DATASET RECORDS |
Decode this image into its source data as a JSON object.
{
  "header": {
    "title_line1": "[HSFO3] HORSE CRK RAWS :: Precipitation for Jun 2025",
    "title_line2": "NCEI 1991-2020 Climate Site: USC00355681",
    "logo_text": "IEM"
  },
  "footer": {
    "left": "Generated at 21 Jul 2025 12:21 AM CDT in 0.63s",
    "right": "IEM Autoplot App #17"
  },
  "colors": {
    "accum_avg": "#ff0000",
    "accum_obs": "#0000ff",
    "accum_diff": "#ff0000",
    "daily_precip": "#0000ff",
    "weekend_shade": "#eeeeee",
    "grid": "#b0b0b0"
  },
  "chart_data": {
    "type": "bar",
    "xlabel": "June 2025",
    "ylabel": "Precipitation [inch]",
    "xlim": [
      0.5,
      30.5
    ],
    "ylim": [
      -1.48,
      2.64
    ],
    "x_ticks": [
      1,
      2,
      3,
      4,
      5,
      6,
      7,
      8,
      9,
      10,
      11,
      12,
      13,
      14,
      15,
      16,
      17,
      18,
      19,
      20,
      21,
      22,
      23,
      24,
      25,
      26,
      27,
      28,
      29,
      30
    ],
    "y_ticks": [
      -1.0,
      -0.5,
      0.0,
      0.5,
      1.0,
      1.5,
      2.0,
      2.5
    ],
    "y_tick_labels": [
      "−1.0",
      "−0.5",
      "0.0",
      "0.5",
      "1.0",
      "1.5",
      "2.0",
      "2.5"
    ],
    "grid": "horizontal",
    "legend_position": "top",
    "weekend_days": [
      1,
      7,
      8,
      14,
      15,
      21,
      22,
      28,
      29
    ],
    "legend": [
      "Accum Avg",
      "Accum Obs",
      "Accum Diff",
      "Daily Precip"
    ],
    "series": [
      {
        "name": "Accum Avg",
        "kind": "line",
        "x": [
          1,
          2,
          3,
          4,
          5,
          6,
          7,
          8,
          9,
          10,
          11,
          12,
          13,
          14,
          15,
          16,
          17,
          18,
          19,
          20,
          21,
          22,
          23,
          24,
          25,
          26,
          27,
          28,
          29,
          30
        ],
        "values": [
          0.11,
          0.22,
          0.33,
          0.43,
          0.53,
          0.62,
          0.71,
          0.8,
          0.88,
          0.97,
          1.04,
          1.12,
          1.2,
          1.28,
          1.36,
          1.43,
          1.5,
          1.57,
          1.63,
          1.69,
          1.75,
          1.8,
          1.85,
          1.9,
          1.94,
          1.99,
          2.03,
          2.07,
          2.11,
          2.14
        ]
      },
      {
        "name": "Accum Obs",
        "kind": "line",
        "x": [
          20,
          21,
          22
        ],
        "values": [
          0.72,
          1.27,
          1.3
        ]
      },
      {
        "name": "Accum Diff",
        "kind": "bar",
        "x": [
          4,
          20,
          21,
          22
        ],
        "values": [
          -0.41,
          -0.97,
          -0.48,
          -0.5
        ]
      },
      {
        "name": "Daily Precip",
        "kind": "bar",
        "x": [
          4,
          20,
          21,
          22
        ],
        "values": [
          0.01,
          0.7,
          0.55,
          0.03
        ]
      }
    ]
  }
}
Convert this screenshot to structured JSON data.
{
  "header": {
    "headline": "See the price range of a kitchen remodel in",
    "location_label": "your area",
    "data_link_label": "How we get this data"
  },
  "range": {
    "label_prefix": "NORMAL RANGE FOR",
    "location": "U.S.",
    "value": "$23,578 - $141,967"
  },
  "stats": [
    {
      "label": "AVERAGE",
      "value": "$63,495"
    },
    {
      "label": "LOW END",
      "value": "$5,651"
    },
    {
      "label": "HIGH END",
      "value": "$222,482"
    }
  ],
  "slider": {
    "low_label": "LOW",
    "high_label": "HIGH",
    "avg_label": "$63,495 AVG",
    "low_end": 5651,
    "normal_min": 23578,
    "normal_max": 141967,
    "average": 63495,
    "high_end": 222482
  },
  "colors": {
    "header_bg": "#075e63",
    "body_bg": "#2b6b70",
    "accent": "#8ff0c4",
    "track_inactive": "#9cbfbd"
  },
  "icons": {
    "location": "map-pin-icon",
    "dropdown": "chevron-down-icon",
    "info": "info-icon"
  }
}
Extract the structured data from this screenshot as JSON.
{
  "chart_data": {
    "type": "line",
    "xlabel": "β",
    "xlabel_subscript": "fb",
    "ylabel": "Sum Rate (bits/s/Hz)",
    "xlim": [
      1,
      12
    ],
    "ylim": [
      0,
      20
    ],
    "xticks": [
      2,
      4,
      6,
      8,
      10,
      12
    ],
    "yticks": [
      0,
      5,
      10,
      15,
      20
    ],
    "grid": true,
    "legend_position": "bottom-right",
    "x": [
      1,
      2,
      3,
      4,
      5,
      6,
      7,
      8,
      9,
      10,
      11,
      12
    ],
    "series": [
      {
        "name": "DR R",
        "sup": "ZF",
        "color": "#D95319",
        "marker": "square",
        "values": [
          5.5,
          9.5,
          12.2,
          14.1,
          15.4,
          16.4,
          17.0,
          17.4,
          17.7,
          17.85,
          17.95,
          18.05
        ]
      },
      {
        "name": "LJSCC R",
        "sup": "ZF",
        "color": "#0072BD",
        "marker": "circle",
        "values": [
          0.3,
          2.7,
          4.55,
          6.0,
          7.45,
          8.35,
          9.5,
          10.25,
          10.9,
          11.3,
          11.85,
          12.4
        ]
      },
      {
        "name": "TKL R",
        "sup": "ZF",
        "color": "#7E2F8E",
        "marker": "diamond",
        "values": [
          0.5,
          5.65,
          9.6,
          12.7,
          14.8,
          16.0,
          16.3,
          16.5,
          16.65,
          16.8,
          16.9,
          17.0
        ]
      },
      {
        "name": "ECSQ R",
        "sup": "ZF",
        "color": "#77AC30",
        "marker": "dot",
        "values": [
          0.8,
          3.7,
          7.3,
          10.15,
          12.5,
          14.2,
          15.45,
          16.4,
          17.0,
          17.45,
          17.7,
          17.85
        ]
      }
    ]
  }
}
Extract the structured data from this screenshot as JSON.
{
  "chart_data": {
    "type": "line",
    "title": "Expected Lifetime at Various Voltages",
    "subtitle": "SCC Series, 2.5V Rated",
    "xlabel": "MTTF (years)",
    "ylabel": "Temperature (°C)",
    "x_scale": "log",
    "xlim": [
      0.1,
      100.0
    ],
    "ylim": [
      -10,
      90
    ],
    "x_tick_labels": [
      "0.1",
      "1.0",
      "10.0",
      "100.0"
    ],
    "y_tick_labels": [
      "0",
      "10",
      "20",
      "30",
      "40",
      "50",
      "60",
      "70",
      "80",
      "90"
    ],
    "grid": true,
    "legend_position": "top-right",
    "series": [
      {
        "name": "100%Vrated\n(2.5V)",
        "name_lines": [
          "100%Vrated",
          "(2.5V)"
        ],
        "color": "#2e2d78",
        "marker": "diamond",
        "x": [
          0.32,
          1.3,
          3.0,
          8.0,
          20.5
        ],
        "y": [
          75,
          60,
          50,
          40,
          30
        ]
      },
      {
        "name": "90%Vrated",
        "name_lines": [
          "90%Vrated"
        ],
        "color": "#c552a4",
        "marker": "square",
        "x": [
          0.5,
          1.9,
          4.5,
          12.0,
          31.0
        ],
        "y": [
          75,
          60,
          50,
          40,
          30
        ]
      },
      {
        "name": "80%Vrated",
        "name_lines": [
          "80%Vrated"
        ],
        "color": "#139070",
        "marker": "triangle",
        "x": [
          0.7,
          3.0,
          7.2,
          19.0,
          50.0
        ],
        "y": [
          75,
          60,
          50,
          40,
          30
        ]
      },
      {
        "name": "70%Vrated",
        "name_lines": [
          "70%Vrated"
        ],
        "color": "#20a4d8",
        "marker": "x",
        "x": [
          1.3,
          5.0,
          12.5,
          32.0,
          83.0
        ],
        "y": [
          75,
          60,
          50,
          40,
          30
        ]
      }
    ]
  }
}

WHAT YOU ARE ASKED TO DO |
Show every line in the entries where the string "JSON" occurs.

RESPONSE TO THIS TASK |
Decode this image into its source data as a JSON object.
Convert this screenshot to structured JSON data.
Extract the structured data from this screenshot as JSON.
Extract the structured data from this screenshot as JSON.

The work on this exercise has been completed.